* START Supplied records *

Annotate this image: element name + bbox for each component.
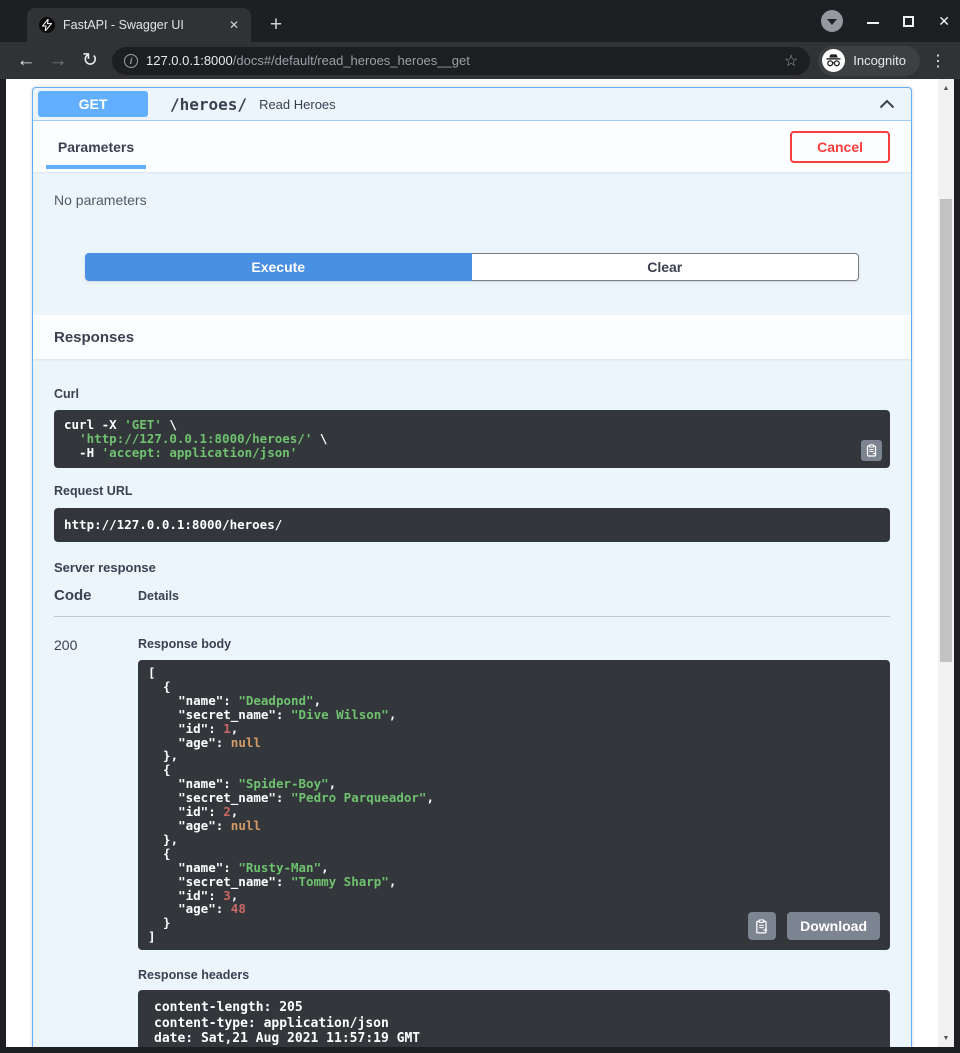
site-info-icon[interactable]: i — [124, 54, 138, 68]
request-url-label: Request URL — [54, 484, 890, 498]
curl-command-block[interactable]: curl -X 'GET' \ 'http://127.0.0.1:8000/h… — [54, 410, 890, 468]
browser-toolbar: ← → ↻ i 127.0.0.1:8000/docs#/default/rea… — [0, 42, 960, 79]
url-host: 127.0.0.1:8000 — [146, 53, 233, 68]
copy-curl-button[interactable] — [861, 440, 882, 461]
url-path: /docs#/default/read_heroes_heroes__get — [233, 53, 470, 68]
tab-strip: FastAPI - Swagger UI ✕ + ✕ — [0, 0, 960, 42]
response-headers-block: content-length: 205content-type: applica… — [138, 990, 890, 1047]
request-url-block: http://127.0.0.1:8000/heroes/ — [54, 508, 890, 542]
browser-tab[interactable]: FastAPI - Swagger UI ✕ — [27, 8, 251, 42]
back-button[interactable]: ← — [10, 45, 42, 77]
execute-button[interactable]: Execute — [85, 253, 472, 281]
http-method-badge: GET — [38, 91, 148, 117]
new-tab-button[interactable]: + — [262, 11, 290, 39]
scroll-up-icon[interactable]: ▲ — [938, 81, 954, 95]
responses-header: Responses — [33, 315, 911, 359]
download-button[interactable]: Download — [787, 912, 880, 940]
curl-label: Curl — [54, 387, 890, 401]
forward-button[interactable]: → — [42, 45, 74, 77]
reload-button[interactable]: ↻ — [74, 45, 106, 77]
parameters-title: Parameters — [58, 139, 134, 155]
server-response-label: Server response — [54, 560, 890, 575]
swagger-page: GET /heroes/ Read Heroes Parameters Canc… — [6, 79, 954, 1047]
url-text[interactable]: 127.0.0.1:8000/docs#/default/read_heroes… — [146, 53, 776, 68]
details-column-header: Details — [138, 589, 179, 603]
status-code: 200 — [54, 637, 138, 1047]
response-body-label: Response body — [138, 637, 890, 651]
tab-title: FastAPI - Swagger UI — [63, 18, 217, 32]
responses-body: Curl curl -X 'GET' \ 'http://127.0.0.1:8… — [33, 359, 911, 1047]
copy-response-button[interactable] — [748, 912, 776, 940]
no-parameters-text: No parameters — [54, 192, 890, 208]
tab-search-button[interactable] — [821, 10, 843, 32]
bookmark-star-icon[interactable]: ☆ — [784, 51, 798, 71]
address-bar[interactable]: i 127.0.0.1:8000/docs#/default/read_hero… — [112, 47, 810, 75]
endpoint-summary: Read Heroes — [259, 97, 877, 112]
parameters-body: No parameters Execute Clear — [33, 172, 911, 315]
page-scrollbar[interactable]: ▲ ▼ — [938, 79, 954, 1047]
collapse-chevron-up-icon[interactable] — [877, 94, 897, 114]
response-table-header: Code Details — [54, 587, 890, 617]
opblock-summary[interactable]: GET /heroes/ Read Heroes — [33, 88, 911, 121]
server-response-table: Code Details 200 Response body [ { "name… — [54, 587, 890, 1047]
code-column-header: Code — [54, 587, 138, 604]
minimize-button[interactable] — [867, 22, 879, 24]
response-row-200: 200 Response body [ { "name": "Deadpond"… — [54, 617, 890, 1047]
incognito-badge: Incognito — [818, 46, 920, 76]
cancel-button[interactable]: Cancel — [790, 131, 890, 163]
request-url-value: http://127.0.0.1:8000/heroes/ — [64, 517, 282, 532]
browser-menu-icon[interactable]: ⋮ — [926, 49, 950, 73]
tab-parameters[interactable]: Parameters — [46, 121, 146, 172]
tab-close-icon[interactable]: ✕ — [225, 16, 243, 34]
chevron-down-icon — [827, 19, 837, 25]
close-window-button[interactable]: ✕ — [938, 14, 950, 28]
incognito-label: Incognito — [853, 53, 906, 68]
scroll-down-icon[interactable]: ▼ — [938, 1031, 954, 1045]
response-body-block[interactable]: [ { "name": "Deadpond", "secret_name": "… — [138, 660, 890, 950]
parameters-header: Parameters Cancel — [33, 121, 911, 172]
clear-button[interactable]: Clear — [472, 253, 860, 281]
scrollbar-thumb[interactable] — [940, 199, 952, 662]
responses-title: Responses — [54, 329, 134, 346]
active-tab-underline — [46, 165, 146, 169]
endpoint-path: /heroes/ — [170, 95, 247, 114]
response-headers-label: Response headers — [138, 968, 890, 982]
opblock-get-heroes: GET /heroes/ Read Heroes Parameters Canc… — [32, 87, 912, 1047]
fastapi-favicon-icon — [39, 17, 55, 33]
incognito-icon — [822, 49, 845, 72]
execute-row: Execute Clear — [85, 253, 859, 281]
maximize-button[interactable] — [903, 16, 914, 27]
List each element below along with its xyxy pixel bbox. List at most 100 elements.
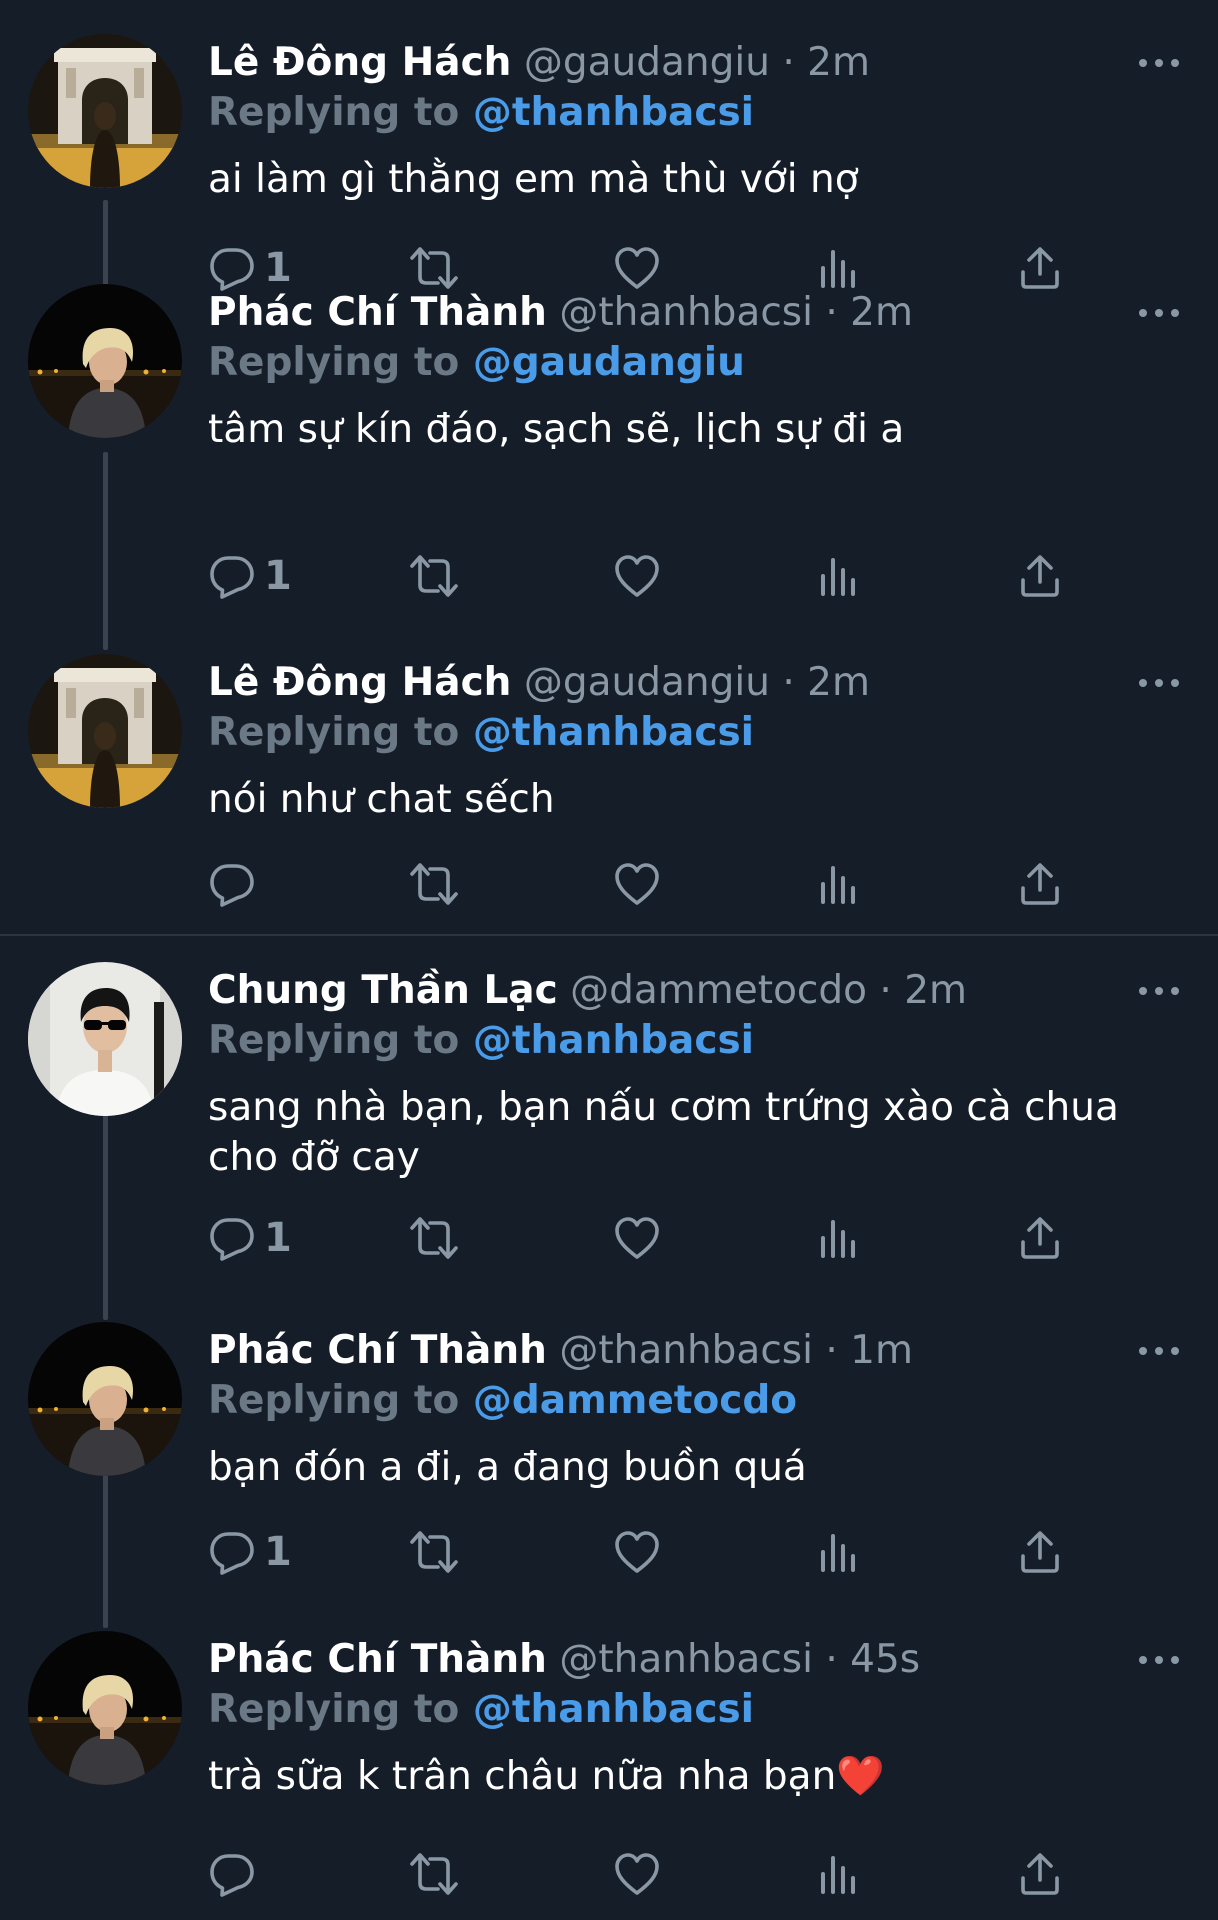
reply-icon [208,1528,256,1576]
reply-button[interactable]: 1 [208,546,292,606]
replying-to-handle[interactable]: @thanhbacsi [473,1687,754,1732]
like-button[interactable] [613,854,661,914]
tweet-header: Phác Chí Thành @thanhbacsi · 45s [208,1632,920,1688]
tweet-header: Phác Chí Thành @thanhbacsi · 1m [208,1323,913,1379]
thread-divider [0,934,1218,936]
tweet-actions: 1 [0,1208,1218,1268]
analytics-button[interactable] [815,1208,863,1268]
replying-to-line: Replying to @thanhbacsi [208,1015,754,1067]
more-icon[interactable] [1135,1650,1183,1670]
like-button[interactable] [613,1208,661,1268]
retweet-icon [406,1214,462,1262]
retweet-button[interactable] [406,546,462,606]
tweet-actions: 1 [0,546,1218,606]
replying-to-handle[interactable]: @dammetocdo [473,1378,797,1423]
more-icon[interactable] [1135,53,1183,73]
author-handle[interactable]: @dammetocdo [570,968,867,1013]
replying-to-handle[interactable]: @gaudangiu [473,340,745,385]
arch-avatar[interactable] [28,34,182,188]
tweet-text: bạn đón a đi, a đang buồn quá [208,1445,807,1490]
tweet-text: trà sữa k trân châu nữa nha bạn❤️ [208,1754,885,1799]
retweet-button[interactable] [406,1522,462,1582]
sunglasses-avatar[interactable] [28,962,182,1116]
more-icon[interactable] [1135,1341,1183,1361]
author-name[interactable]: Lê Đông Hách [208,40,511,85]
separator-dot: · [769,660,808,705]
reply-button[interactable]: 1 [208,1522,292,1582]
author-handle[interactable]: @gaudangiu [524,660,770,705]
share-button[interactable] [1016,1844,1064,1904]
tweet-header: Lê Đông Hách @gaudangiu · 2m [208,655,870,711]
timestamp[interactable]: 1m [850,1328,913,1373]
separator-dot: · [769,40,808,85]
more-icon[interactable] [1135,303,1183,323]
author-name[interactable]: Phác Chí Thành [208,290,547,335]
retweet-icon [406,1528,462,1576]
retweet-button[interactable] [406,1208,462,1268]
author-handle[interactable]: @thanhbacsi [559,290,813,335]
replying-to-label: Replying to [208,340,460,385]
tweet-actions [0,854,1218,914]
timestamp[interactable]: 2m [807,40,870,85]
analytics-button[interactable] [815,1522,863,1582]
reply-icon [208,860,256,908]
author-name[interactable]: Phác Chí Thành [208,1637,547,1682]
replying-to-line: Replying to @thanhbacsi [208,707,754,759]
share-icon [1016,552,1064,600]
share-button[interactable] [1016,854,1064,914]
like-button[interactable] [613,1522,661,1582]
replying-to-handle[interactable]: @thanhbacsi [473,90,754,135]
analytics-icon [815,552,863,600]
heart-icon [613,1850,661,1898]
author-handle[interactable]: @thanhbacsi [559,1637,813,1682]
timestamp[interactable]: 2m [807,660,870,705]
author-handle[interactable]: @thanhbacsi [559,1328,813,1373]
replying-to-label: Replying to [208,90,460,135]
heart-icon [613,552,661,600]
timestamp[interactable]: 2m [850,290,913,335]
replying-to-handle[interactable]: @thanhbacsi [473,710,754,755]
tweet-text: nói như chat sếch [208,777,555,822]
night-avatar[interactable] [28,1322,182,1476]
like-button[interactable] [613,546,661,606]
retweet-button[interactable] [406,854,462,914]
share-button[interactable] [1016,1208,1064,1268]
heart-icon [613,1528,661,1576]
analytics-icon [815,1850,863,1898]
more-icon[interactable] [1135,981,1183,1001]
author-name[interactable]: Lê Đông Hách [208,660,511,705]
night-avatar[interactable] [28,284,182,438]
analytics-button[interactable] [815,546,863,606]
timestamp[interactable]: 45s [850,1637,920,1682]
more-icon[interactable] [1135,673,1183,693]
timestamp[interactable]: 2m [904,968,967,1013]
share-button[interactable] [1016,546,1064,606]
share-button[interactable] [1016,1522,1064,1582]
author-name[interactable]: Chung Thần Lạc [208,968,558,1013]
like-button[interactable] [613,1844,661,1904]
replying-to-label: Replying to [208,1378,460,1423]
replying-to-line: Replying to @thanhbacsi [208,1684,754,1736]
reply-button[interactable] [208,854,264,914]
retweet-button[interactable] [406,1844,462,1904]
analytics-button[interactable] [815,854,863,914]
analytics-icon [815,1528,863,1576]
tweet-actions: 1 [0,1522,1218,1582]
share-icon [1016,244,1064,292]
separator-dot: · [812,1328,851,1373]
reply-count: 1 [264,1529,292,1575]
reply-button[interactable]: 1 [208,1208,292,1268]
analytics-button[interactable] [815,1844,863,1904]
replying-to-line: Replying to @dammetocdo [208,1375,797,1427]
heart-icon [613,1214,661,1262]
analytics-icon [815,1214,863,1262]
arch-avatar[interactable] [28,654,182,808]
author-name[interactable]: Phác Chí Thành [208,1328,547,1373]
replying-to-handle[interactable]: @thanhbacsi [473,1018,754,1063]
reply-button[interactable] [208,1844,264,1904]
reply-count: 1 [264,553,292,599]
author-handle[interactable]: @gaudangiu [524,40,770,85]
replying-to-label: Replying to [208,710,460,755]
share-button[interactable] [1016,238,1064,298]
night-avatar[interactable] [28,1631,182,1785]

* END Supplied records *

● **Short exercise**:
Return each of the lines above that contains the string "server". Case counts.

● **Complete answer**:
server-response-label: Server response — [54, 560, 890, 575]
server-response-table: Code Details 200 Response body [ { "name… — [54, 587, 890, 1047]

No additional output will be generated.